◆ **SET TASK**:
Look for the string "medalla" in every line, and copy each line that has it.

Records from a data source
+++++

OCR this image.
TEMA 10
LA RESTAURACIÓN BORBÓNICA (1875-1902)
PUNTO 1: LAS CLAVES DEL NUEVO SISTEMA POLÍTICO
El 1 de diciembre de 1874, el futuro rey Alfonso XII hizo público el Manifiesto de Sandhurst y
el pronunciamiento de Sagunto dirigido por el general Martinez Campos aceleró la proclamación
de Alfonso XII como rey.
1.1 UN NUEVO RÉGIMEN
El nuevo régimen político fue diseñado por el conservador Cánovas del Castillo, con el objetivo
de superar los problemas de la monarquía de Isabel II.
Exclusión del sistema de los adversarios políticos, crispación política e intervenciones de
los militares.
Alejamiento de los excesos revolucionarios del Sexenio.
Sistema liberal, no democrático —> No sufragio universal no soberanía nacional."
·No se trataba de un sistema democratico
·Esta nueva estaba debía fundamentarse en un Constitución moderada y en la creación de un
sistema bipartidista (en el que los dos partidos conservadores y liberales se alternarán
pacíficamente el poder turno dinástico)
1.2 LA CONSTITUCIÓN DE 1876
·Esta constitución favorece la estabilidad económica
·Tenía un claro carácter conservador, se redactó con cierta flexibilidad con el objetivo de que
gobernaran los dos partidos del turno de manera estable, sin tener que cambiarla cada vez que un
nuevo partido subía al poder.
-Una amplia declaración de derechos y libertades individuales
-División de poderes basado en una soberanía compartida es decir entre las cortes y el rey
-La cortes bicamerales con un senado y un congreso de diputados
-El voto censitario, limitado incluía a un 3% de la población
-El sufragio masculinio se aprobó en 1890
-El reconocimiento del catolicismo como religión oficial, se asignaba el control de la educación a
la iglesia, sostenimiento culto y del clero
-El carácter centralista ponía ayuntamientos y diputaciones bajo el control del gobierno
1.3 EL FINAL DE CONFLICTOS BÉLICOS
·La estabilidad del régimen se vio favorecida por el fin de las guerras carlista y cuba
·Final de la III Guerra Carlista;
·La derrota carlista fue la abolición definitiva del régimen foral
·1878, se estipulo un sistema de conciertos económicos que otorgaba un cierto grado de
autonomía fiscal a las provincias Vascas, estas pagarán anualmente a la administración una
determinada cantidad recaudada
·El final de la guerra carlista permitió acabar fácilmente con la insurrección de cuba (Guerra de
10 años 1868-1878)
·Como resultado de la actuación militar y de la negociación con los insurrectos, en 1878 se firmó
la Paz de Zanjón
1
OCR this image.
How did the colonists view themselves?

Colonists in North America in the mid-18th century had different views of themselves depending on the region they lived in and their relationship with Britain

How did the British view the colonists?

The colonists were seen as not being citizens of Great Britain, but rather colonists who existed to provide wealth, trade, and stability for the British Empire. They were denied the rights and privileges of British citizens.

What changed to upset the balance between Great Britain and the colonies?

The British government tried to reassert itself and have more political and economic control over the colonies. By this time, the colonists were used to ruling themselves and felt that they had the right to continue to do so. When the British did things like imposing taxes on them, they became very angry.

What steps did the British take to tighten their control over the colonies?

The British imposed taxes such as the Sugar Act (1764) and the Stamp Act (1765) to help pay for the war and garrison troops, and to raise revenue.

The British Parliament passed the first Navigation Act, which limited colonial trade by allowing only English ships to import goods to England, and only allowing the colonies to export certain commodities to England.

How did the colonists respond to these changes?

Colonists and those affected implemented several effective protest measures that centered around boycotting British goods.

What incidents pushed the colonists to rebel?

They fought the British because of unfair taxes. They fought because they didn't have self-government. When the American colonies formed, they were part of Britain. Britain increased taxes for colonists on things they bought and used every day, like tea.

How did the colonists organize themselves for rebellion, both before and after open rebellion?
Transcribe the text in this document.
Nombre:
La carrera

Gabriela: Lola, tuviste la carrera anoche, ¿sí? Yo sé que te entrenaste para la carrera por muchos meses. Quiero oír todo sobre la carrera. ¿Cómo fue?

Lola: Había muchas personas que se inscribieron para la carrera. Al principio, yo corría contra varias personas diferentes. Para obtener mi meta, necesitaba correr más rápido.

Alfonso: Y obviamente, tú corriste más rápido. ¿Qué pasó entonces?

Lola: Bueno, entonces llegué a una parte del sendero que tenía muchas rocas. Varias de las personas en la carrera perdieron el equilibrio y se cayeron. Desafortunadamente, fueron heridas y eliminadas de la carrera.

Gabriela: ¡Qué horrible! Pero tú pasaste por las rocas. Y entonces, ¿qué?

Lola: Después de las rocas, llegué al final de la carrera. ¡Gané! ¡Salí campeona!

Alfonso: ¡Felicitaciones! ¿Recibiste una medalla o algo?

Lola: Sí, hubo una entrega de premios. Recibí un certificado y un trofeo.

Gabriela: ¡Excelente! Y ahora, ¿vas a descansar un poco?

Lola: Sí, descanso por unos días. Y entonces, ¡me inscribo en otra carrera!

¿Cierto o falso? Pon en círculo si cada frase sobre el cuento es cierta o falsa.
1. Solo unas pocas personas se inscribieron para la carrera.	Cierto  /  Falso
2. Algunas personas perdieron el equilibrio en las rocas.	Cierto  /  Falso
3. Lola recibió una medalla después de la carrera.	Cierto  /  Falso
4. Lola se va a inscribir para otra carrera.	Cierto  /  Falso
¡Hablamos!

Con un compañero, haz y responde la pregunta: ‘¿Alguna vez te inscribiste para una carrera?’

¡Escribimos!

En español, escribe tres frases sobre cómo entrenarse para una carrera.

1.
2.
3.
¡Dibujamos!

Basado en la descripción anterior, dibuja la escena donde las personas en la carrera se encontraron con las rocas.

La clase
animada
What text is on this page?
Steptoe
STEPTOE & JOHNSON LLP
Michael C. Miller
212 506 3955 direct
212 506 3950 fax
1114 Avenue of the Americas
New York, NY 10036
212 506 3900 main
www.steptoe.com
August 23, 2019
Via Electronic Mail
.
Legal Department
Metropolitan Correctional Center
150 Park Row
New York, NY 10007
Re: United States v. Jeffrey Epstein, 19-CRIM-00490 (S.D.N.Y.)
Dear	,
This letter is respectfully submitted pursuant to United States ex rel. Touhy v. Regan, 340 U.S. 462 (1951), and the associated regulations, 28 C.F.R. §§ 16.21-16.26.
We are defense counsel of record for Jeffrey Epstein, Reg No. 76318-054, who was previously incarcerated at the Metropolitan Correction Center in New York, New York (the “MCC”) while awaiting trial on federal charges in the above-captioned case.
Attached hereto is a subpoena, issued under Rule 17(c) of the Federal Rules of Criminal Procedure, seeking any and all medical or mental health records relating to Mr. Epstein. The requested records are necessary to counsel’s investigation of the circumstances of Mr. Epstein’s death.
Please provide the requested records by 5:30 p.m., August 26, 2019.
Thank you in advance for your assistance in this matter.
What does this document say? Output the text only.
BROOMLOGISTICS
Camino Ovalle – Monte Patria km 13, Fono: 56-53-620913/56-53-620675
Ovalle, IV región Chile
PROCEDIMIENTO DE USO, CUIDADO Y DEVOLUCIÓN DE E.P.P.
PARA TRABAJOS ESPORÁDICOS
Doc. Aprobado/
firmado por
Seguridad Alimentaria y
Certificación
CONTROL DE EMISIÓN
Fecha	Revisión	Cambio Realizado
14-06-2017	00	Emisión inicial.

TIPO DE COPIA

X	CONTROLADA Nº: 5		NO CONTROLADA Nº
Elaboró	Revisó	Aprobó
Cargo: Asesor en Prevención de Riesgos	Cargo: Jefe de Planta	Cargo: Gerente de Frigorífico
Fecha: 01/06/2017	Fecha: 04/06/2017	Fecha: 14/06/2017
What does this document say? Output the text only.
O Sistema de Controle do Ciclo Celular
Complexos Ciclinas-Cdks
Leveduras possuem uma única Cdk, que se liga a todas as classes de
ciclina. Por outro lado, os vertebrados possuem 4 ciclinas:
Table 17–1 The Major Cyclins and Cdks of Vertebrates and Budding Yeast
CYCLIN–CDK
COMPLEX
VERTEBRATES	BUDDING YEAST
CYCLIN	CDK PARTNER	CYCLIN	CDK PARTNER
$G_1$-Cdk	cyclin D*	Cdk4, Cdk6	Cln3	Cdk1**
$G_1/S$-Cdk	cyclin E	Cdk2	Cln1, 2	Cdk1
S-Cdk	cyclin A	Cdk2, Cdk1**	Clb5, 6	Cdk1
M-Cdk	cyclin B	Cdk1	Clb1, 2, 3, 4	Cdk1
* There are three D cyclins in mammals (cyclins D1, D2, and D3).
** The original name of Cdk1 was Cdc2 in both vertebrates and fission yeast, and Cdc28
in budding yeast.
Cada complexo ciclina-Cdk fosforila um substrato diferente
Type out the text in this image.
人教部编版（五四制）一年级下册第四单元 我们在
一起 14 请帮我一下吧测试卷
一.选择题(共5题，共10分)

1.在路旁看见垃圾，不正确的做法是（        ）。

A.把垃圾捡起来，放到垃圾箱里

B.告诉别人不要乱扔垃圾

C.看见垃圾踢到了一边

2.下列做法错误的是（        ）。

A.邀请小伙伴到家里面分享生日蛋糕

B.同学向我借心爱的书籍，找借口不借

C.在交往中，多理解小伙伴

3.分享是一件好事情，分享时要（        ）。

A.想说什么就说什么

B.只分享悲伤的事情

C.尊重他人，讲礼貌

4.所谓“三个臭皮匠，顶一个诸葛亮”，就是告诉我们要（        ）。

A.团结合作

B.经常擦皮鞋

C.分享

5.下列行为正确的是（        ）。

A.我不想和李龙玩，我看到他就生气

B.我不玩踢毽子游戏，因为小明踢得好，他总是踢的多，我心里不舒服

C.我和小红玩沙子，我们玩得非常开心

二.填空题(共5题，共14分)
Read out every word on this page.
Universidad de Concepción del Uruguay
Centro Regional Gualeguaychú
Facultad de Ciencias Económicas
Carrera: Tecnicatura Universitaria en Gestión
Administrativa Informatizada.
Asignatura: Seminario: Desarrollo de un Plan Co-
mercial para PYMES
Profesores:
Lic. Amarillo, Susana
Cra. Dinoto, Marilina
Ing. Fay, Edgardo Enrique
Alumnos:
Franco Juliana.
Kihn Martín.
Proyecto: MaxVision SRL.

+++++

◆ **SOLUTION TO THIS EXERCISE**:
Alfonso: ¡Felicitaciones! ¿Recibiste una medalla o algo?
3. Lola recibió una medalla después de la carrera.	Cierto  /  Falso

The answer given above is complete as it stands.